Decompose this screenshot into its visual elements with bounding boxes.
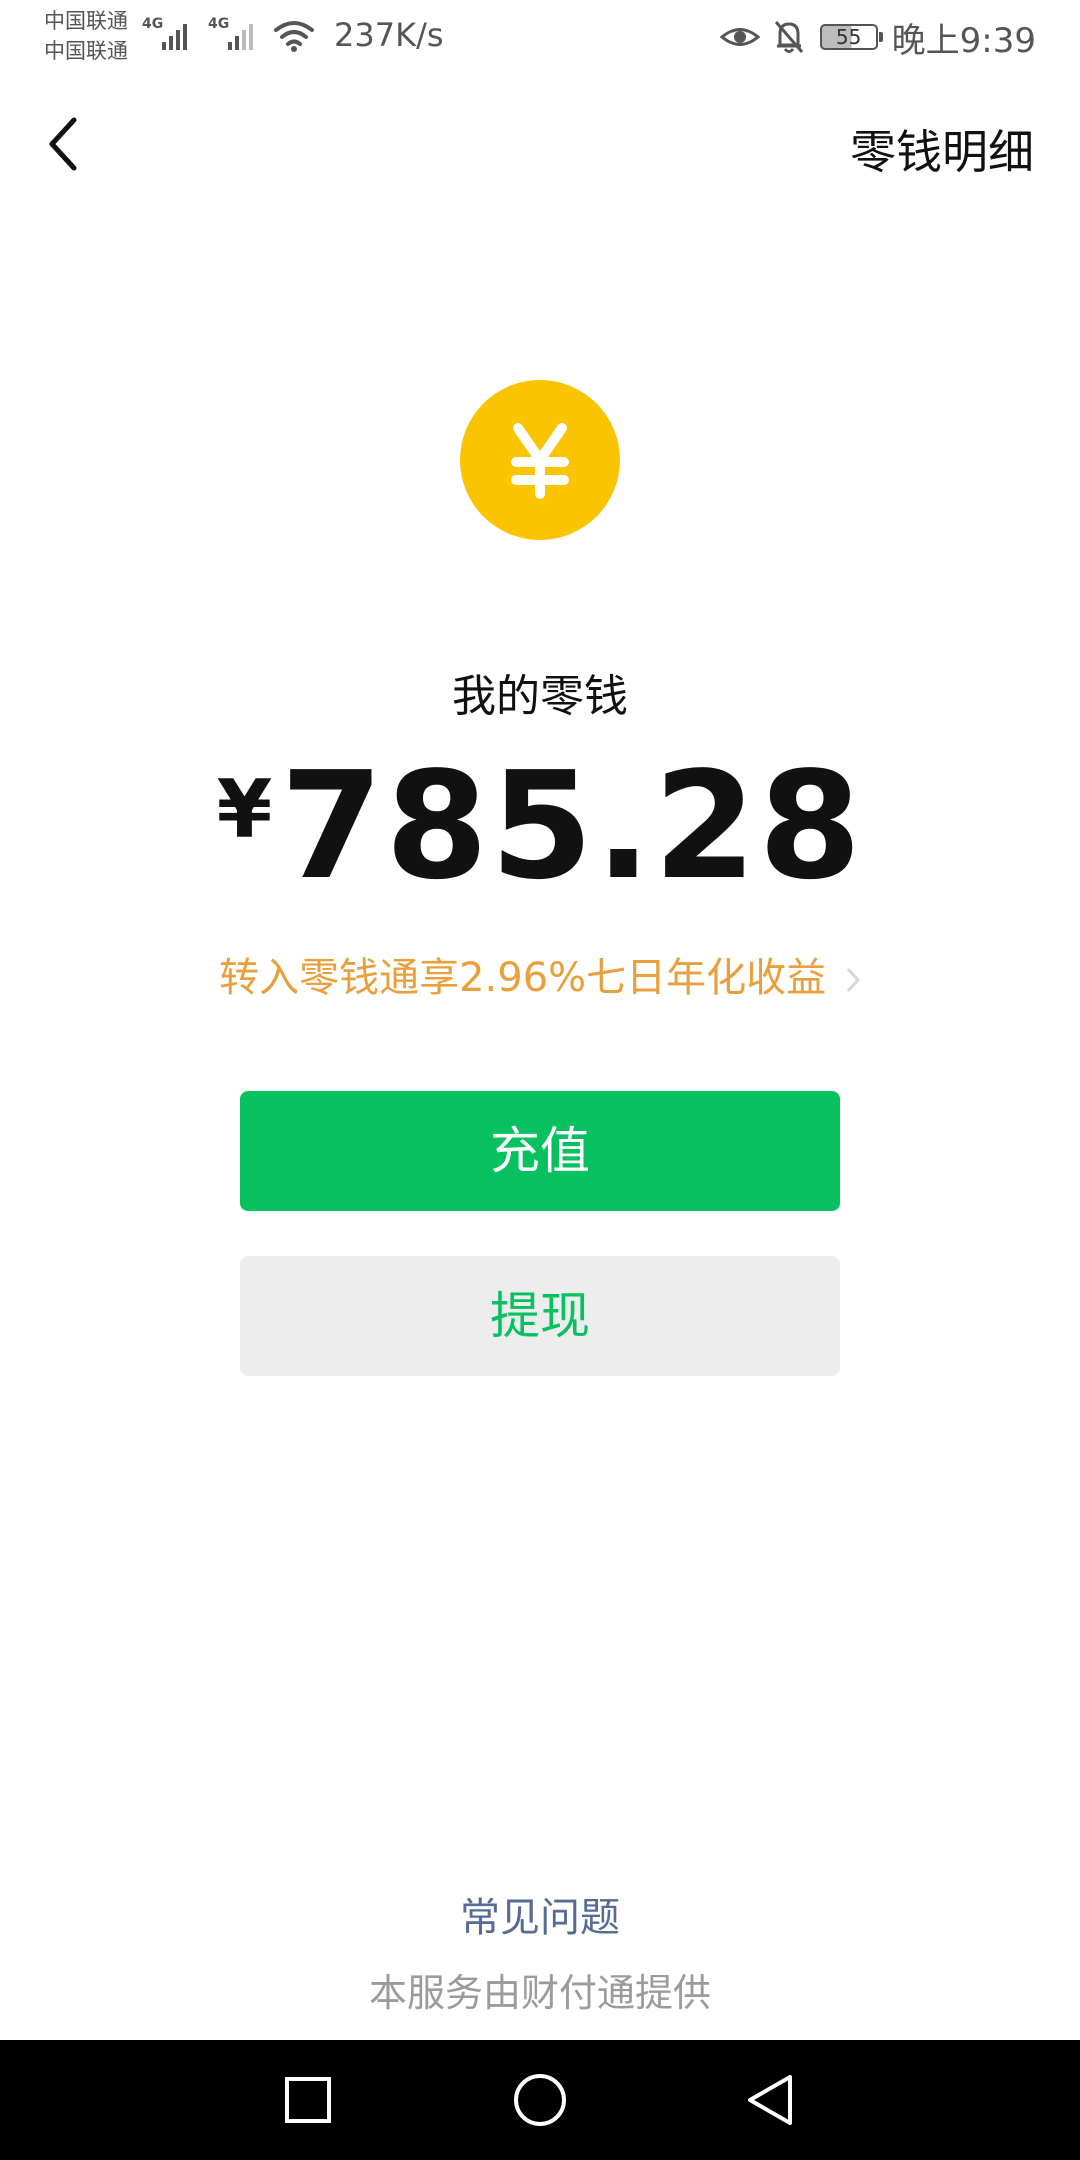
balance-amount: ¥785.28 — [0, 740, 1080, 912]
network-speed: 237K/s — [334, 16, 444, 54]
network-type-1: 4G — [142, 16, 164, 32]
withdraw-button[interactable]: 提现 — [240, 1256, 840, 1376]
wallet-screen: 中国联通 中国联通 4G 4G 237K/s 55 晚上9:39 零钱明细 我的… — [0, 0, 1080, 2160]
square-icon[interactable] — [278, 2070, 338, 2130]
carrier-info: 中国联通 中国联通 — [44, 6, 128, 66]
signal-1-icon: 4G — [142, 16, 204, 60]
balance-label: 我的零钱 — [452, 671, 628, 722]
clock-time: 晚上9:39 — [891, 20, 1036, 61]
battery-icon: 55 — [819, 24, 883, 50]
chevron-right-icon — [846, 967, 860, 993]
recharge-button[interactable]: 充值 — [240, 1091, 840, 1211]
bell-off-icon — [774, 21, 803, 53]
balance-value: 785.28 — [280, 740, 864, 912]
balance-details-link[interactable]: 零钱明细 — [850, 116, 1034, 182]
currency-symbol: ¥ — [216, 763, 273, 856]
status-right-group: 55 晚上9:39 — [719, 12, 1036, 62]
triangle-back-icon[interactable] — [742, 2070, 802, 2130]
yen-coin-icon — [460, 380, 620, 540]
eye-icon — [719, 28, 760, 46]
system-nav-bar — [0, 2040, 1080, 2160]
carrier-1: 中国联通 — [44, 9, 128, 33]
wifi-icon — [274, 21, 314, 52]
back-arrow-icon[interactable] — [36, 108, 96, 180]
promo-link[interactable]: 转入零钱通享2.96%七日年化收益 — [0, 945, 1080, 1003]
faq-link[interactable]: 常见问题 — [0, 1885, 1080, 1943]
status-bar: 中国联通 中国联通 4G 4G 237K/s 55 晚上9:39 — [0, 0, 1080, 72]
carrier-2: 中国联通 — [44, 39, 128, 63]
provider-note: 本服务由财付通提供 — [368, 1971, 711, 2015]
signal-2-icon: 4G — [208, 16, 270, 60]
network-type-2: 4G — [208, 16, 230, 32]
circle-icon[interactable] — [510, 2070, 570, 2130]
promo-text: 转入零钱通享2.96%七日年化收益 — [219, 955, 827, 1001]
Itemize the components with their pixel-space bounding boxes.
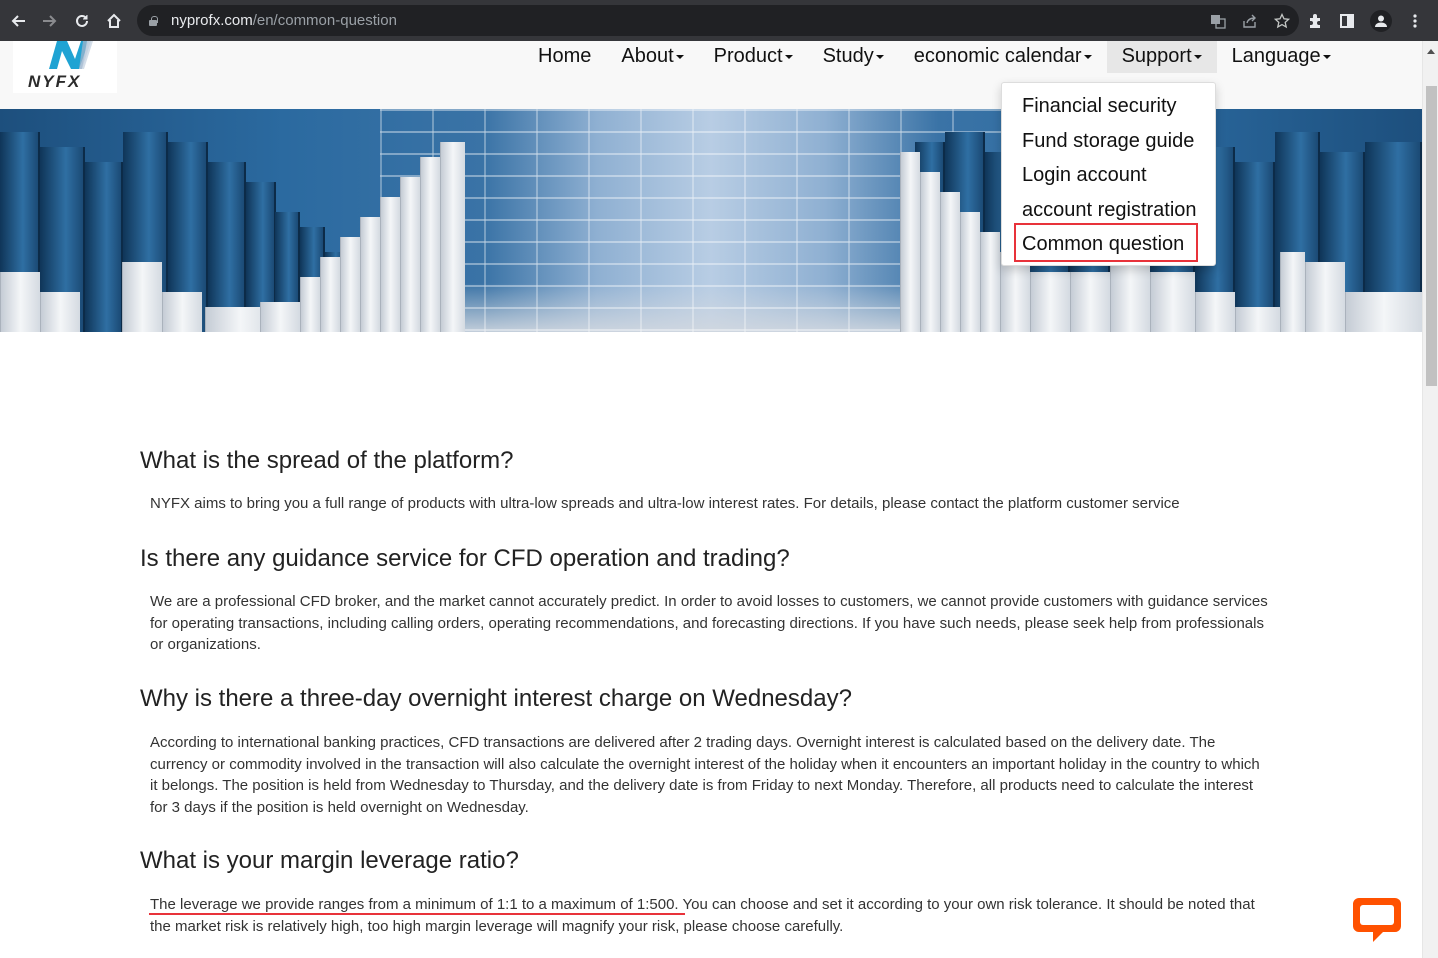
caret-down-icon [784, 54, 793, 59]
lock-icon[interactable] [149, 15, 158, 26]
banner-bar [85, 162, 123, 332]
banner-bar [162, 292, 202, 332]
support-dropdown-menu: Financial security Fund storage guide Lo… [1001, 82, 1216, 266]
faq-answer: We are a professional CFD broker, and th… [150, 593, 1268, 653]
profile-icon[interactable] [1370, 9, 1392, 32]
nav-label: About [621, 45, 674, 67]
banner-bar [380, 197, 400, 332]
url-path: /en/common-question [252, 12, 397, 29]
menu-item-login-account[interactable]: Login account [1002, 160, 1215, 195]
banner-bar [0, 272, 40, 332]
nav-product[interactable]: Product [699, 41, 808, 73]
page-scrollbar[interactable] [1422, 41, 1438, 958]
menu-dots-icon[interactable] [1406, 12, 1424, 30]
nav-support[interactable]: Support [1106, 41, 1217, 73]
extensions-icon[interactable] [1306, 12, 1324, 30]
menu-item-common-question[interactable]: Common question [1002, 229, 1215, 264]
nav-label: Support [1121, 45, 1192, 67]
nav-about[interactable]: About [606, 41, 698, 73]
banner-bar [440, 142, 465, 332]
faq-question: What is your margin leverage ratio? [140, 847, 519, 874]
faq-answer: According to international banking pract… [150, 734, 1260, 816]
faq-question: Is there any guidance service for CFD op… [140, 545, 790, 572]
share-icon[interactable] [1241, 12, 1259, 30]
nav-label: Study [822, 45, 874, 67]
nav-home[interactable]: Home [523, 41, 606, 73]
nav-label: Language [1231, 45, 1321, 67]
banner-bar [400, 177, 420, 332]
reload-icon[interactable] [66, 5, 98, 37]
translate-icon[interactable] [1209, 12, 1227, 30]
banner-bar [340, 237, 360, 332]
web-page: NYFX Home About Product Study economic c… [0, 41, 1422, 958]
banner-bar [1030, 272, 1070, 332]
chat-bubble-icon [1353, 898, 1401, 942]
menu-item-account-registration[interactable]: account registration [1002, 195, 1215, 230]
url-host: nyprofx.com [171, 12, 253, 29]
caret-down-icon [675, 54, 684, 59]
caret-down-icon [1193, 54, 1202, 59]
faq-answer: NYFX aims to bring you a full range of p… [150, 495, 1180, 512]
banner-bar [980, 232, 1000, 332]
banner-bar [1235, 307, 1280, 332]
browser-toolbar: nyprofx.com/en/common-question [0, 0, 1438, 41]
banner-bar [940, 192, 960, 332]
banner-bar [1305, 262, 1345, 332]
banner-bar [1345, 292, 1422, 332]
site-logo[interactable]: NYFX [13, 41, 117, 93]
faq-question: What is the spread of the platform? [140, 447, 514, 474]
logo-text: NYFX [28, 72, 82, 91]
bookmark-star-icon[interactable] [1273, 12, 1291, 30]
live-chat-button[interactable] [1351, 892, 1403, 944]
nav-label: Product [713, 45, 783, 67]
side-panel-icon[interactable] [1338, 12, 1356, 30]
banner-bar [320, 257, 340, 332]
back-icon[interactable] [2, 5, 34, 37]
banner-bar [122, 262, 162, 332]
banner-bar [1195, 292, 1235, 332]
forward-icon[interactable] [34, 5, 66, 37]
scroll-thumb[interactable] [1426, 86, 1437, 386]
banner-bar [960, 212, 980, 332]
nav-label: Home [538, 45, 592, 67]
url-text[interactable]: nyprofx.com/en/common-question [171, 12, 397, 29]
home-icon[interactable] [98, 5, 130, 37]
banner-bar [420, 157, 440, 332]
banner-bar [1150, 272, 1195, 332]
nav-language[interactable]: Language [1217, 41, 1346, 73]
faq-question: Why is there a three-day overnight inter… [140, 685, 852, 712]
red-underline-annotation [149, 913, 685, 915]
nav-label: economic calendar [913, 45, 1082, 67]
menu-item-financial-security[interactable]: Financial security [1002, 91, 1215, 126]
menu-item-fund-storage-guide[interactable]: Fund storage guide [1002, 126, 1215, 161]
banner-bar [260, 302, 300, 332]
caret-down-icon [1322, 54, 1331, 59]
banner-bar [300, 277, 320, 332]
banner-bar [40, 292, 80, 332]
faq-answer: The leverage we provide ranges from a mi… [150, 896, 1255, 935]
banner-bar [1070, 272, 1110, 332]
banner-bar [900, 152, 920, 332]
caret-down-icon [875, 54, 884, 59]
main-nav: Home About Product Study economic calend… [523, 41, 1346, 73]
banner-bar [360, 217, 380, 332]
banner-bar [920, 172, 940, 332]
logo-mark-icon [49, 41, 93, 69]
caret-down-icon [1083, 54, 1092, 59]
address-bar[interactable]: nyprofx.com/en/common-question [137, 5, 1299, 36]
nav-economic-calendar[interactable]: economic calendar [899, 41, 1107, 73]
nav-study[interactable]: Study [808, 41, 899, 73]
scroll-up-arrow-icon[interactable] [1427, 49, 1435, 54]
banner-bar [1280, 252, 1305, 332]
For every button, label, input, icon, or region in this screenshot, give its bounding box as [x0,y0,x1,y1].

• • •

Arrange the listing lines from the line with "caret-down-icon [784, 54, 793, 59]" up to and including the line with "profile-icon[interactable] [1370, 9, 1392, 32]" as a Markdown table with two columns, Row and Listing line. Number each row and leave out any blank lines.

| Row | Listing line |
|---|---|
| 1 | caret-down-icon [784, 54, 793, 59] |
| 2 | lock-icon[interactable] [149, 15, 158, 26] |
| 3 | banner-bar [85, 162, 123, 332] |
| 4 | banner-bar [162, 292, 202, 332] |
| 5 | support-dropdown-menu: Financial security Fund storage guide Lo… [1001, 82, 1216, 266] |
| 6 | faq-answer: We are a professional CFD broker, and th… [150, 593, 1268, 653] |
| 7 | profile-icon[interactable] [1370, 9, 1392, 32] |